Work order:
Could you please reproduce all the records below exactly, leaving out the images?

Records of document pages:
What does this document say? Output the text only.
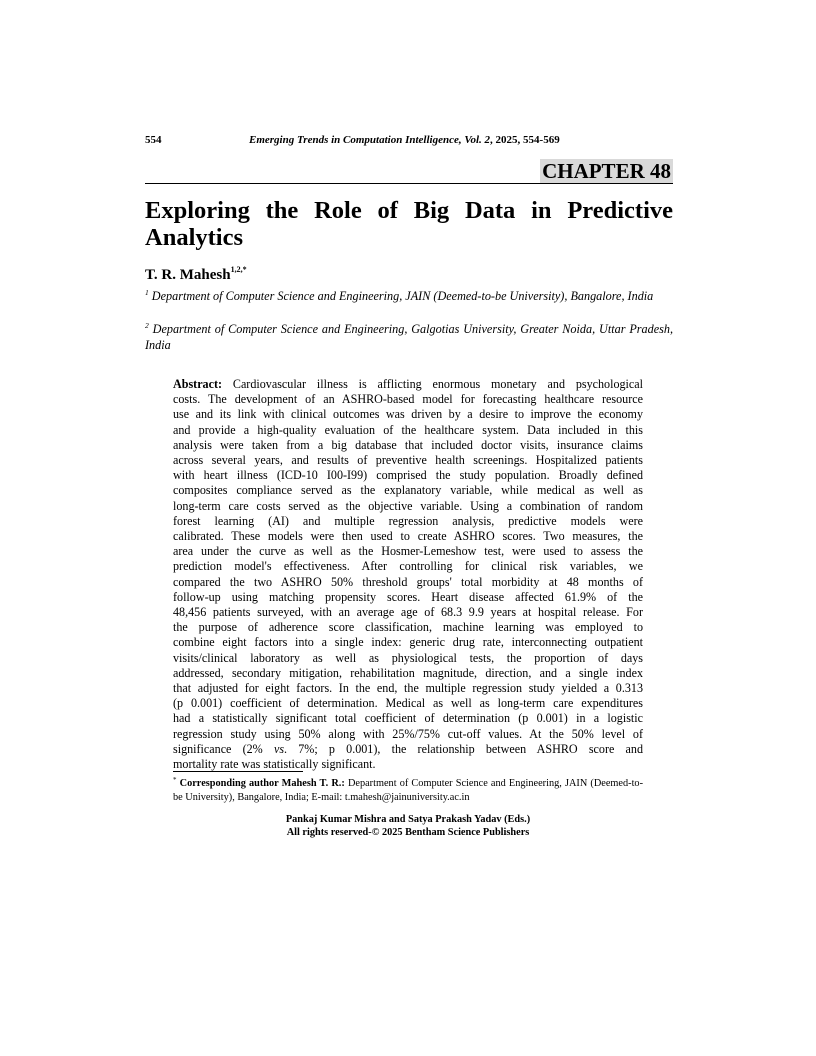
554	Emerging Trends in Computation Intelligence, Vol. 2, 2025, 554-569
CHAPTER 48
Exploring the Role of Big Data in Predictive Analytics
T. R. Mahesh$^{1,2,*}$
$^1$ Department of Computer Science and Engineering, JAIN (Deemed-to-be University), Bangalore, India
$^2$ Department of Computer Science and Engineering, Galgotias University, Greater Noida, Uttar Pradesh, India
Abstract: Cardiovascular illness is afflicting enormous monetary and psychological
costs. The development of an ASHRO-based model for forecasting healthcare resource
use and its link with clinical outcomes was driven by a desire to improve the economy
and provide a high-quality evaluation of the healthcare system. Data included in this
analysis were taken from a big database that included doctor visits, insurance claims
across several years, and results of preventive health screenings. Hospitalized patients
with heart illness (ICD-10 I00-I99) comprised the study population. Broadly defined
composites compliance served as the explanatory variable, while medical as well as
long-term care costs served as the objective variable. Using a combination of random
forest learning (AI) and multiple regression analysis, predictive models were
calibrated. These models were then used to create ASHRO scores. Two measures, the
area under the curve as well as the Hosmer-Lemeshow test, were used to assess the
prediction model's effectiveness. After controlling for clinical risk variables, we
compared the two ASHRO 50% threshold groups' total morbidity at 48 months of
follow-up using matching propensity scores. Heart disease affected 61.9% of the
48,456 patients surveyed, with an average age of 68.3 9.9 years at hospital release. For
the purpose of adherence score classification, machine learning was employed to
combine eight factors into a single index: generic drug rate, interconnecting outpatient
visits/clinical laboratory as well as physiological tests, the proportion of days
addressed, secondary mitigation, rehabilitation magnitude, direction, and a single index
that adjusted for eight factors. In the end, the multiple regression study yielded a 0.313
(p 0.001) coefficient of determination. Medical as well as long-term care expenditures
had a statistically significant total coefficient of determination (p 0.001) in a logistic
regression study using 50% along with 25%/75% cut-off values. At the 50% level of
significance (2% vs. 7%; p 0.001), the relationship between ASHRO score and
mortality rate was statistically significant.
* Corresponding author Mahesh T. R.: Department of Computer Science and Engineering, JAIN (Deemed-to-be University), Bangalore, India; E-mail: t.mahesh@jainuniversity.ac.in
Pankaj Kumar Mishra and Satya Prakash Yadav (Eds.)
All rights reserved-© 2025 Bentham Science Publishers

Your response:
What does this document say? Output the text only.
554	Emerging Trends in Computation Intelligence, Vol. 2, 2025, 554-569
CHAPTER 48
Exploring the Role of Big Data in Predictive Analytics
T. R. Mahesh$^{1,2,*}$
$^1$ Department of Computer Science and Engineering, JAIN (Deemed-to-be University), Bangalore, India
$^2$ Department of Computer Science and Engineering, Galgotias University, Greater Noida, Uttar Pradesh, India
Abstract: Cardiovascular illness is afflicting enormous monetary and psychological
costs. The development of an ASHRO-based model for forecasting healthcare resource
use and its link with clinical outcomes was driven by a desire to improve the economy
and provide a high-quality evaluation of the healthcare system. Data included in this
analysis were taken from a big database that included doctor visits, insurance claims
across several years, and results of preventive health screenings. Hospitalized patients
with heart illness (ICD-10 I00-I99) comprised the study population. Broadly defined
composites compliance served as the explanatory variable, while medical as well as
long-term care costs served as the objective variable. Using a combination of random
forest learning (AI) and multiple regression analysis, predictive models were
calibrated. These models were then used to create ASHRO scores. Two measures, the
area under the curve as well as the Hosmer-Lemeshow test, were used to assess the
prediction model's effectiveness. After controlling for clinical risk variables, we
compared the two ASHRO 50% threshold groups' total morbidity at 48 months of
follow-up using matching propensity scores. Heart disease affected 61.9% of the
48,456 patients surveyed, with an average age of 68.3 9.9 years at hospital release. For
the purpose of adherence score classification, machine learning was employed to
combine eight factors into a single index: generic drug rate, interconnecting outpatient
visits/clinical laboratory as well as physiological tests, the proportion of days
addressed, secondary mitigation, rehabilitation magnitude, direction, and a single index
that adjusted for eight factors. In the end, the multiple regression study yielded a 0.313
(p 0.001) coefficient of determination. Medical as well as long-term care expenditures
had a statistically significant total coefficient of determination (p 0.001) in a logistic
regression study using 50% along with 25%/75% cut-off values. At the 50% level of
significance (2% vs. 7%; p 0.001), the relationship between ASHRO score and
mortality rate was statistically significant.
* Corresponding author Mahesh T. R.: Department of Computer Science and Engineering, JAIN (Deemed-to-be University), Bangalore, India; E-mail: t.mahesh@jainuniversity.ac.in
Pankaj Kumar Mishra and Satya Prakash Yadav (Eds.)
All rights reserved-© 2025 Bentham Science Publishers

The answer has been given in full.